* [Work to be completed]: Locate all lines in the data below that hold "SEEVCCC" and show them.

* [Records supplied]:
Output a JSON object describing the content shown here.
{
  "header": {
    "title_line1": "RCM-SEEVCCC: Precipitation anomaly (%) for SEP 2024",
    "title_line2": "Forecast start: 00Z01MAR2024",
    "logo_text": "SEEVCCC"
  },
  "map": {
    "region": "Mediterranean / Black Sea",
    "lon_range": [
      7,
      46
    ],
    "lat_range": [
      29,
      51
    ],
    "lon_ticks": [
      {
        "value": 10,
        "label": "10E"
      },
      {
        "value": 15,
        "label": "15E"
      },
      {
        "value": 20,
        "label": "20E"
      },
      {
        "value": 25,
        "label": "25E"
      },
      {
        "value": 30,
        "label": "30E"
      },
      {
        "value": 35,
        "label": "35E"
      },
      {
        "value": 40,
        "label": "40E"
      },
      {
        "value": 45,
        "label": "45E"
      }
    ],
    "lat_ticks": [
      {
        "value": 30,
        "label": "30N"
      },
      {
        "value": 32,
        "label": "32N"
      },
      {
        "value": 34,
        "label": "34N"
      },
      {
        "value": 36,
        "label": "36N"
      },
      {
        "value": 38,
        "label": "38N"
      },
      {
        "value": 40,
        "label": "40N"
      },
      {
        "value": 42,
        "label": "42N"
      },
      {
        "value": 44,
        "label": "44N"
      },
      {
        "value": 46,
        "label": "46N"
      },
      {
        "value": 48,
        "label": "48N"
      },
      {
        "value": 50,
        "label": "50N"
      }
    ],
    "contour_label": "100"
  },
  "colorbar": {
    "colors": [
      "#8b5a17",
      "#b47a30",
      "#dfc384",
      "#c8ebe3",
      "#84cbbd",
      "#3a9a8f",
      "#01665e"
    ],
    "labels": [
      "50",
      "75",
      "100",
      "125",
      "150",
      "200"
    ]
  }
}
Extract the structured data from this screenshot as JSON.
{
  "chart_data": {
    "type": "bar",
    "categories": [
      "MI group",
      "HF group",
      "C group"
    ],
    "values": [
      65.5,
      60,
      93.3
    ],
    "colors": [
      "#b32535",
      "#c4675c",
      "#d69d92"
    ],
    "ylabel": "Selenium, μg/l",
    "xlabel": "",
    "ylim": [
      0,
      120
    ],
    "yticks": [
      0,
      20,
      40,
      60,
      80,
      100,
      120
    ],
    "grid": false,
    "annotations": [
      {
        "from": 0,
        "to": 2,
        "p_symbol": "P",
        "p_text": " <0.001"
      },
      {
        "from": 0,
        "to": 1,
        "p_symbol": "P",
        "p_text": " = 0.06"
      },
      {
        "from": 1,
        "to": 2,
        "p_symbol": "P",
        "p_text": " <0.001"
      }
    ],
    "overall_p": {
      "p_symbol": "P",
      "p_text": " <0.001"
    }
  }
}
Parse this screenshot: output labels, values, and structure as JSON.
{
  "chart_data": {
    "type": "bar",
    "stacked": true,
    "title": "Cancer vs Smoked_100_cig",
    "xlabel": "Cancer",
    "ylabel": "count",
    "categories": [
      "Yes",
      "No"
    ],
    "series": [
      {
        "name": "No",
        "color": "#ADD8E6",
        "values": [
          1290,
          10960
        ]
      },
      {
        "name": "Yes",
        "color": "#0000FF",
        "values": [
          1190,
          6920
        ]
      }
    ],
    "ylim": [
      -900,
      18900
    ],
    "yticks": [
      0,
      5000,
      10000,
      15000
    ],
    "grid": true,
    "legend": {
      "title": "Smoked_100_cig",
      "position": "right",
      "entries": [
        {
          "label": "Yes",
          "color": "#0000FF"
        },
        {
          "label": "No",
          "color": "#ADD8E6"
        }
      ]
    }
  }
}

* [Exercise response]:
    "title_line1": "RCM-SEEVCCC: Precipitation anomaly (%) for SEP 2024",
    "logo_text": "SEEVCCC"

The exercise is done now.